**WHAT IS EXPECTED:** Copy out every line of the items below word for word, leaving out the pictures.

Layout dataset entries
◇ ◇ ◇ ◇

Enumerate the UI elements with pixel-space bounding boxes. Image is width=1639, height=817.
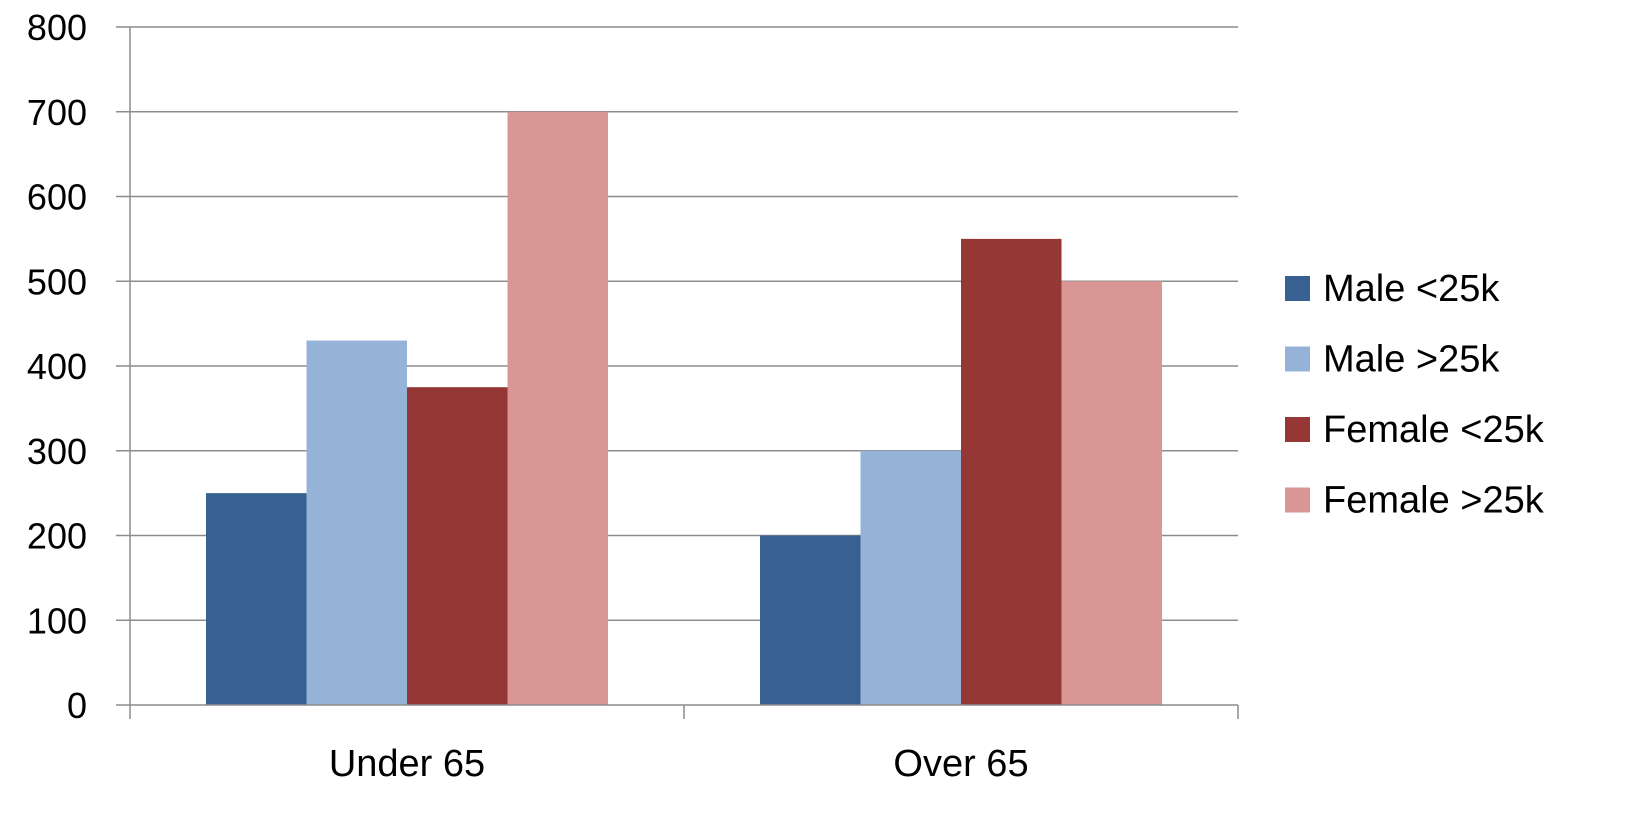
- bar-female-25k-under-65: [407, 387, 508, 705]
- y-tick-label: 500: [27, 261, 87, 302]
- x-category-label: Over 65: [893, 743, 1028, 785]
- y-tick-label: 800: [27, 7, 87, 48]
- axes: [116, 27, 1239, 719]
- x-axis-category-labels: Under 65 Over 65: [329, 743, 1029, 785]
- legend-label: Male >25k: [1323, 339, 1500, 381]
- legend-swatch: [1285, 417, 1310, 442]
- y-tick-label: 100: [27, 600, 87, 641]
- bar-male-25k-under-65: [306, 340, 407, 705]
- bars: [206, 111, 1162, 705]
- legend-swatch: [1285, 487, 1310, 513]
- bar-female-25k-over-65: [1061, 281, 1162, 705]
- y-axis-tick-labels: 0 100 200 300 400 500 600 700 800: [27, 7, 87, 726]
- bar-female-25k-under-65: [507, 111, 608, 705]
- legend-swatch: [1285, 276, 1310, 301]
- legend-label: Female <25k: [1323, 409, 1545, 451]
- bar-female-25k-over-65: [961, 238, 1062, 705]
- legend-label: Male <25k: [1323, 268, 1500, 310]
- y-tick-label: 200: [27, 516, 87, 557]
- bar-male-25k-over-65: [760, 535, 861, 705]
- legend-swatch: [1285, 346, 1310, 372]
- bar-male-25k-over-65: [860, 450, 961, 705]
- y-tick-label: 0: [67, 685, 87, 726]
- bar-male-25k-under-65: [206, 493, 307, 705]
- y-tick-label: 300: [27, 431, 87, 472]
- x-category-label: Under 65: [329, 743, 485, 785]
- legend: Male <25k Male >25k Female <25k Female >25k: [1285, 268, 1545, 522]
- y-tick-label: 700: [27, 92, 87, 133]
- legend-label: Female >25k: [1323, 480, 1545, 522]
- y-tick-label: 600: [27, 177, 87, 218]
- y-tick-label: 400: [27, 346, 87, 387]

◇ ◇ ◇ ◇

**COMPLETE ANSWER:**
Enumerate the UI elements with pixel-space bounding boxes. Image is width=1639, height=817.
- bar-female-25k-under-65: [407, 387, 508, 705]
- y-tick-label: 500: [27, 261, 87, 302]
- x-category-label: Over 65: [893, 743, 1028, 785]
- y-tick-label: 800: [27, 7, 87, 48]
- axes: [116, 27, 1239, 719]
- x-axis-category-labels: Under 65 Over 65: [329, 743, 1029, 785]
- legend-label: Male >25k: [1323, 339, 1500, 381]
- legend-swatch: [1285, 417, 1310, 442]
- y-tick-label: 100: [27, 600, 87, 641]
- bar-male-25k-under-65: [306, 340, 407, 705]
- bars: [206, 111, 1162, 705]
- legend-swatch: [1285, 487, 1310, 513]
- bar-female-25k-over-65: [1061, 281, 1162, 705]
- y-axis-tick-labels: 0 100 200 300 400 500 600 700 800: [27, 7, 87, 726]
- bar-female-25k-under-65: [507, 111, 608, 705]
- legend-swatch: [1285, 276, 1310, 301]
- legend-label: Female <25k: [1323, 409, 1545, 451]
- bar-female-25k-over-65: [961, 238, 1062, 705]
- legend-label: Male <25k: [1323, 268, 1500, 310]
- y-tick-label: 200: [27, 516, 87, 557]
- bar-male-25k-over-65: [760, 535, 861, 705]
- legend-swatch: [1285, 346, 1310, 372]
- bar-male-25k-over-65: [860, 450, 961, 705]
- y-tick-label: 0: [67, 685, 87, 726]
- bar-male-25k-under-65: [206, 493, 307, 705]
- y-tick-label: 300: [27, 431, 87, 472]
- x-category-label: Under 65: [329, 743, 485, 785]
- legend: Male <25k Male >25k Female <25k Female >25k: [1285, 268, 1545, 522]
- y-tick-label: 700: [27, 92, 87, 133]
- legend-label: Female >25k: [1323, 480, 1545, 522]
- y-tick-label: 600: [27, 177, 87, 218]
- y-tick-label: 400: [27, 346, 87, 387]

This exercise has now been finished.